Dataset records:
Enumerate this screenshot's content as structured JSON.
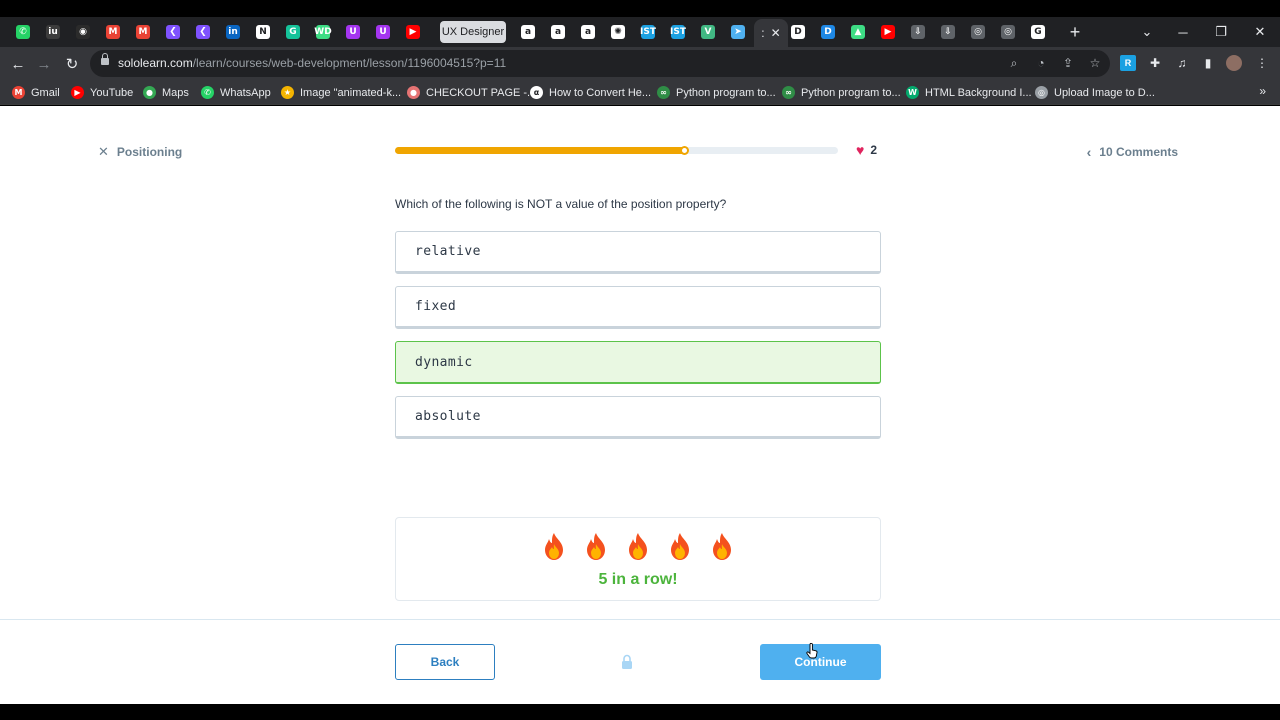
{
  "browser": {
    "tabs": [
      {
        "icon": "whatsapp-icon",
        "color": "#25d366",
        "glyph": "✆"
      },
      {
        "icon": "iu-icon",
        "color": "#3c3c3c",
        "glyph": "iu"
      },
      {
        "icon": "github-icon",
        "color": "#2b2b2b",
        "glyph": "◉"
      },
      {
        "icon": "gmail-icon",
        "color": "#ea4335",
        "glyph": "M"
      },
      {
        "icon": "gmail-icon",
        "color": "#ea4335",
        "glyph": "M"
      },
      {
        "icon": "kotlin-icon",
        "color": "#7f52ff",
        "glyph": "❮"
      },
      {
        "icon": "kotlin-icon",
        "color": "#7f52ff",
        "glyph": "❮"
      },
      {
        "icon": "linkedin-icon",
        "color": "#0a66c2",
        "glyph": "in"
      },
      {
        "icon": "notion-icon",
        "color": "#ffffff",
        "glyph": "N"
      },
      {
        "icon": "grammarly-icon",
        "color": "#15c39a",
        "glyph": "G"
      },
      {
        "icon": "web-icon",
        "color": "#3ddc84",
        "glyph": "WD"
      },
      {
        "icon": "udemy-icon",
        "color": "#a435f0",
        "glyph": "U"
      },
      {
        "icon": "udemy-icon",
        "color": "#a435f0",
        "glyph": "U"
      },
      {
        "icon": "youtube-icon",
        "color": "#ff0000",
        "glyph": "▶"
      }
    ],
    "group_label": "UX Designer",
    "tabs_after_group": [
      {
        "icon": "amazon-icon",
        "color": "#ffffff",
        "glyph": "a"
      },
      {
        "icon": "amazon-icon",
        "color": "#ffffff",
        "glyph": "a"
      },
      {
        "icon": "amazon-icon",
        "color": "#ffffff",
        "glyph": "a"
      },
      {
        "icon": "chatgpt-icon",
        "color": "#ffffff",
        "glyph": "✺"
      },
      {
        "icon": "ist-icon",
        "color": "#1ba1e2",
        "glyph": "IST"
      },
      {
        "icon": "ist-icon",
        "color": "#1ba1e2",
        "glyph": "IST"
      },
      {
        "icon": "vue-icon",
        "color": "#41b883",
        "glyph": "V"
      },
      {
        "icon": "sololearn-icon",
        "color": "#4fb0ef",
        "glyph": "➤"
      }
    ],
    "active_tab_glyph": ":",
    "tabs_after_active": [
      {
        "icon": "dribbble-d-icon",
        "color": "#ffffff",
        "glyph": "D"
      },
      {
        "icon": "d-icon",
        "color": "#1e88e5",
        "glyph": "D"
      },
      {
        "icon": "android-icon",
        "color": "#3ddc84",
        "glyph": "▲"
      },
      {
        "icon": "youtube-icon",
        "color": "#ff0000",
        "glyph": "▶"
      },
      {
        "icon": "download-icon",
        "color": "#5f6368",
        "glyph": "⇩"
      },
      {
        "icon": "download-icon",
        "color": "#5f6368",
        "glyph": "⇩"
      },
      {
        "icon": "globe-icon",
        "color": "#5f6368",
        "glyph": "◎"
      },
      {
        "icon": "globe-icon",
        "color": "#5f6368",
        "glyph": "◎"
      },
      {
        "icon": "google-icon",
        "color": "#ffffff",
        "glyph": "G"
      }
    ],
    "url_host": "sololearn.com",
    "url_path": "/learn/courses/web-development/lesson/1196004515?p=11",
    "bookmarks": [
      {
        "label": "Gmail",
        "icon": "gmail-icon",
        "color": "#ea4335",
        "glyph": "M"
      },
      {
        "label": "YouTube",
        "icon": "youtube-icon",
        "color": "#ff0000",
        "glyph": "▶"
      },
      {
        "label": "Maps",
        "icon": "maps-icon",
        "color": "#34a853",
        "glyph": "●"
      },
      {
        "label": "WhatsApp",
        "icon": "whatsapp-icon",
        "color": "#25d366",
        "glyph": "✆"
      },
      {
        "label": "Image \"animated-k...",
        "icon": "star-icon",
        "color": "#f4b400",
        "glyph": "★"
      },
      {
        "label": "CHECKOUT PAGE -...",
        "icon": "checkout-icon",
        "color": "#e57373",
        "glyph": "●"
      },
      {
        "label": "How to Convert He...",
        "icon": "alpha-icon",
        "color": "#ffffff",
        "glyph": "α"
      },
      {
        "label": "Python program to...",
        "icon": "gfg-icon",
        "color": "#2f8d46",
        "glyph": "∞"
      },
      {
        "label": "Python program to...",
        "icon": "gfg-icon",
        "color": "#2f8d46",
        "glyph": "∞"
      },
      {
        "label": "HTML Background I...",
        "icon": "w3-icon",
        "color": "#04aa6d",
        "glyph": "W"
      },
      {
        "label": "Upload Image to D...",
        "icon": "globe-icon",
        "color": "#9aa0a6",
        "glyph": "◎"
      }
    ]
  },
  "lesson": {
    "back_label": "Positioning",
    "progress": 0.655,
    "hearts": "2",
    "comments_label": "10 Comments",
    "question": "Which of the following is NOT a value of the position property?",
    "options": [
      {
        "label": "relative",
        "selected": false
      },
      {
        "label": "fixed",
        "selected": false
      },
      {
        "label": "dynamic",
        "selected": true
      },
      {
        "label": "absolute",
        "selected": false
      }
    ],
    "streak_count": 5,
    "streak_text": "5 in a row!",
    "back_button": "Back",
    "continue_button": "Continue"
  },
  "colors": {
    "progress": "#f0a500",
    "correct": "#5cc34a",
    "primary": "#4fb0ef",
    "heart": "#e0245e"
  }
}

- [STATED GOAL]:
Print all of the entries word for word. Skip any images they contain.

- [WRITTEN RESPONSE]:
Enumerate this screenshot's content as structured JSON.
{
  "browser": {
    "tabs": [
      {
        "icon": "whatsapp-icon",
        "color": "#25d366",
        "glyph": "✆"
      },
      {
        "icon": "iu-icon",
        "color": "#3c3c3c",
        "glyph": "iu"
      },
      {
        "icon": "github-icon",
        "color": "#2b2b2b",
        "glyph": "◉"
      },
      {
        "icon": "gmail-icon",
        "color": "#ea4335",
        "glyph": "M"
      },
      {
        "icon": "gmail-icon",
        "color": "#ea4335",
        "glyph": "M"
      },
      {
        "icon": "kotlin-icon",
        "color": "#7f52ff",
        "glyph": "❮"
      },
      {
        "icon": "kotlin-icon",
        "color": "#7f52ff",
        "glyph": "❮"
      },
      {
        "icon": "linkedin-icon",
        "color": "#0a66c2",
        "glyph": "in"
      },
      {
        "icon": "notion-icon",
        "color": "#ffffff",
        "glyph": "N"
      },
      {
        "icon": "grammarly-icon",
        "color": "#15c39a",
        "glyph": "G"
      },
      {
        "icon": "web-icon",
        "color": "#3ddc84",
        "glyph": "WD"
      },
      {
        "icon": "udemy-icon",
        "color": "#a435f0",
        "glyph": "U"
      },
      {
        "icon": "udemy-icon",
        "color": "#a435f0",
        "glyph": "U"
      },
      {
        "icon": "youtube-icon",
        "color": "#ff0000",
        "glyph": "▶"
      }
    ],
    "group_label": "UX Designer",
    "tabs_after_group": [
      {
        "icon": "amazon-icon",
        "color": "#ffffff",
        "glyph": "a"
      },
      {
        "icon": "amazon-icon",
        "color": "#ffffff",
        "glyph": "a"
      },
      {
        "icon": "amazon-icon",
        "color": "#ffffff",
        "glyph": "a"
      },
      {
        "icon": "chatgpt-icon",
        "color": "#ffffff",
        "glyph": "✺"
      },
      {
        "icon": "ist-icon",
        "color": "#1ba1e2",
        "glyph": "IST"
      },
      {
        "icon": "ist-icon",
        "color": "#1ba1e2",
        "glyph": "IST"
      },
      {
        "icon": "vue-icon",
        "color": "#41b883",
        "glyph": "V"
      },
      {
        "icon": "sololearn-icon",
        "color": "#4fb0ef",
        "glyph": "➤"
      }
    ],
    "active_tab_glyph": ":",
    "tabs_after_active": [
      {
        "icon": "dribbble-d-icon",
        "color": "#ffffff",
        "glyph": "D"
      },
      {
        "icon": "d-icon",
        "color": "#1e88e5",
        "glyph": "D"
      },
      {
        "icon": "android-icon",
        "color": "#3ddc84",
        "glyph": "▲"
      },
      {
        "icon": "youtube-icon",
        "color": "#ff0000",
        "glyph": "▶"
      },
      {
        "icon": "download-icon",
        "color": "#5f6368",
        "glyph": "⇩"
      },
      {
        "icon": "download-icon",
        "color": "#5f6368",
        "glyph": "⇩"
      },
      {
        "icon": "globe-icon",
        "color": "#5f6368",
        "glyph": "◎"
      },
      {
        "icon": "globe-icon",
        "color": "#5f6368",
        "glyph": "◎"
      },
      {
        "icon": "google-icon",
        "color": "#ffffff",
        "glyph": "G"
      }
    ],
    "url_host": "sololearn.com",
    "url_path": "/learn/courses/web-development/lesson/1196004515?p=11",
    "bookmarks": [
      {
        "label": "Gmail",
        "icon": "gmail-icon",
        "color": "#ea4335",
        "glyph": "M"
      },
      {
        "label": "YouTube",
        "icon": "youtube-icon",
        "color": "#ff0000",
        "glyph": "▶"
      },
      {
        "label": "Maps",
        "icon": "maps-icon",
        "color": "#34a853",
        "glyph": "●"
      },
      {
        "label": "WhatsApp",
        "icon": "whatsapp-icon",
        "color": "#25d366",
        "glyph": "✆"
      },
      {
        "label": "Image \"animated-k...",
        "icon": "star-icon",
        "color": "#f4b400",
        "glyph": "★"
      },
      {
        "label": "CHECKOUT PAGE -...",
        "icon": "checkout-icon",
        "color": "#e57373",
        "glyph": "●"
      },
      {
        "label": "How to Convert He...",
        "icon": "alpha-icon",
        "color": "#ffffff",
        "glyph": "α"
      },
      {
        "label": "Python program to...",
        "icon": "gfg-icon",
        "color": "#2f8d46",
        "glyph": "∞"
      },
      {
        "label": "Python program to...",
        "icon": "gfg-icon",
        "color": "#2f8d46",
        "glyph": "∞"
      },
      {
        "label": "HTML Background I...",
        "icon": "w3-icon",
        "color": "#04aa6d",
        "glyph": "W"
      },
      {
        "label": "Upload Image to D...",
        "icon": "globe-icon",
        "color": "#9aa0a6",
        "glyph": "◎"
      }
    ]
  },
  "lesson": {
    "back_label": "Positioning",
    "progress": 0.655,
    "hearts": "2",
    "comments_label": "10 Comments",
    "question": "Which of the following is NOT a value of the position property?",
    "options": [
      {
        "label": "relative",
        "selected": false
      },
      {
        "label": "fixed",
        "selected": false
      },
      {
        "label": "dynamic",
        "selected": true
      },
      {
        "label": "absolute",
        "selected": false
      }
    ],
    "streak_count": 5,
    "streak_text": "5 in a row!",
    "back_button": "Back",
    "continue_button": "Continue"
  },
  "colors": {
    "progress": "#f0a500",
    "correct": "#5cc34a",
    "primary": "#4fb0ef",
    "heart": "#e0245e"
  }
}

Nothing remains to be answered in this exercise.